Exercise details:
Reproduce each line that includes the word "изключете".
* start Source records *
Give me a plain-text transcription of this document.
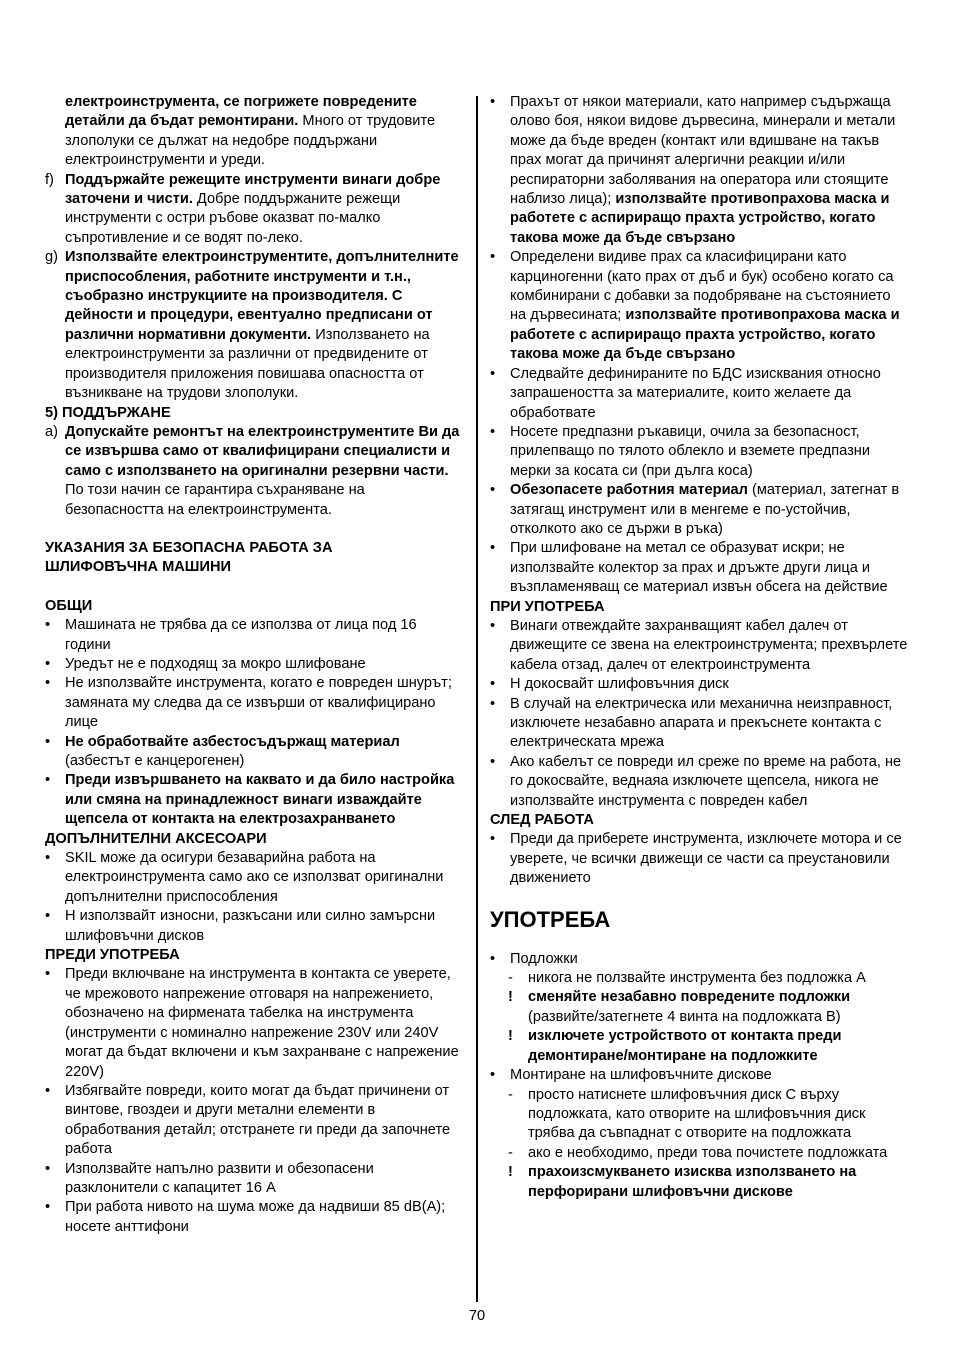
електроинструмента, се погрижете повредените детайли да бъдат ремонтирани. Много от трудовите злополуки се дължат на недобре поддържани електроинструменти и уреди.
f) Поддържайте режещите инструменти винаги добре заточени и чисти. Добре поддържаните режещи инструменти с остри ръбове оказват по-малко съпротивление и се водят по-леко.
g) Използвайте електроинструментите, допълнителните приспособления, работните инструменти и т.н., съобразно инструкциите на производителя. С дейности и процедури, евентуално предписани от различни нормативни документи. Използването на електроинструменти за различни от предвидените от производителя приложения повишава опасността от възникване на трудови злополуки.
5) ПОДДЪРЖАНЕ
a) Допускайте ремонтът на електроинструментите Ви да се извършва само от квалифицирани специалисти и само с използването на оригинални резервни части. По този начин се гарантира съхраняване на безопасността на електроинструмента.
УКАЗАНИЯ ЗА БЕЗОПАСНА РАБОТА ЗА ШЛИФОВЪЧНА МАШИНИ
ОБЩИ
• Машината не трябва да се използва от лица под 16 години
• Уредът не е подходящ за мокро шлифоване
• Не използвайте инструмента, когато е повреден шнурът; замяната му следва да се извърши от квалифицирано лице
• Не обработвайте азбестосъдържащ материал (азбестът е канцерогенен)
• Преди извършването на каквато и да било настройка или смяна на принадлежност винаги изваждайте щепсела от контакта на електрозахранването
ДОПЪЛНИТЕЛНИ АКСЕСОАРИ
• SKIL може да осигури безаварийна работа на електроинструмента само ако се използват оригинални допълнителни приспособления
• Н използвайт износни, разкъсани или силно замърсни шлифовъчни дисков
ПРЕДИ УПОТРЕБА
• Преди включване на инструмента в контакта се уверете, че мрежовото напрежение отговаря на напрежението, обозначено на фирмената табелка на инструмента (инструменти с номинално напрежение 230V или 240V могат да бъдат включени и към захранване с напрежение 220V)
• Избягвайте повреди, които могат да бъдат причинени от винтове, гвоздеи и други метални елементи в обработвания детайл; отстранете ги преди да започнете работа
• Използвайте напълно развити и обезопасени разклонители с капацитет 16 A
• При работа нивото на шума може да надвиши 85 dB(A); носете анттифони
• Прахът от някои материали, като например съдържаща олово боя, някои видове дървесина, минерали и метали може да бъде вреден (контакт или вдишване на такъв прах могат да причинят алергични реакции и/или респираторни заболявания на оператора или стоящите наблизо лица); използвайте противопрахова маска и работете с аспириращо прахта устройство, когато такова може да бъде свързано
• Определени видиве прах са класифицирани като карциногенни (като прах от дъб и бук) особено когато са комбинирани с добавки за подобряване на състоянието на дървесината; използвайте противопрахова маска и работете с аспириращо прахта устройство, когато такова може да бъде свързано
• Следвайте дефинираните по БДС изисквания относно запрашеността за материалите, които желаете да обработвате
• Носете предпазни ръкавици, очила за безопасност, прилепващо по тялото облекло и вземете предпазни мерки за косата си (при дълга коса)
• Обезопасете работния материал (материал, затегнат в затягащ инструмент или в менгеме е по-устойчив, отколкото ако се държи в ръка)
• При шлифоване на метал се образуват искри; не използвайте колектор за прах и дръжте други лица и възпламеняващ се материал извън обсега на действие
ПРИ УПОТРЕБА
• Винаги отвеждайте захранващият кабел далеч от движещите се звена на електроинструмента; прехвърлете кабела отзад, далеч от електроинструмента
• Н докосвайт шлифовъчния диск
• В случай на електрическа или механична неизправност, изключете незабавно апарата и прекъснете контакта с електрическата мрежа
• Ако кабелът се повреди ил среже по време на работа, не го докосвайте, веднаяа изключете щепсела, никога не използвайте инструмента с повреден кабел
СЛЕД РАБОТА
• Преди да приберете инструмента, изключете мотора и се уверете, че всички движещи се части са преустановили движението
УПОТРЕБА
• Подложки
- никога не ползвайте инструмента без подложка A
! сменяйте незабавно повредените подложки (развийте/затегнете 4 винта на подложката B)
! изключете устройството от контакта преди демонтиране/монтиране на подложките
• Монтиране на шлифовъчните дискове
- просто натиснете шлифовъчния диск C върху подложката, като отворите на шлифовъчния диск трябва да съвпаднат с отворите на подложката
- ако е необходимо, преди това почистете подложката
! прахоизсмукването изисква използването на перфорирани шлифовъчни дискове
70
* end Source records *
Correct output:
• В случай на електрическа или механична неизправност, изключете незабавно апарата и прекъснете контакта с електрическата мрежа
• Ако кабелът се повреди ил среже по време на работа, не го докосвайте, веднаяа изключете щепсела, никога не използвайте инструмента с повреден кабел
• Преди да приберете инструмента, изключете мотора и се уверете, че всички движещи се части са преустановили движението
! изключете устройството от контакта преди демонтиране/монтиране на подложките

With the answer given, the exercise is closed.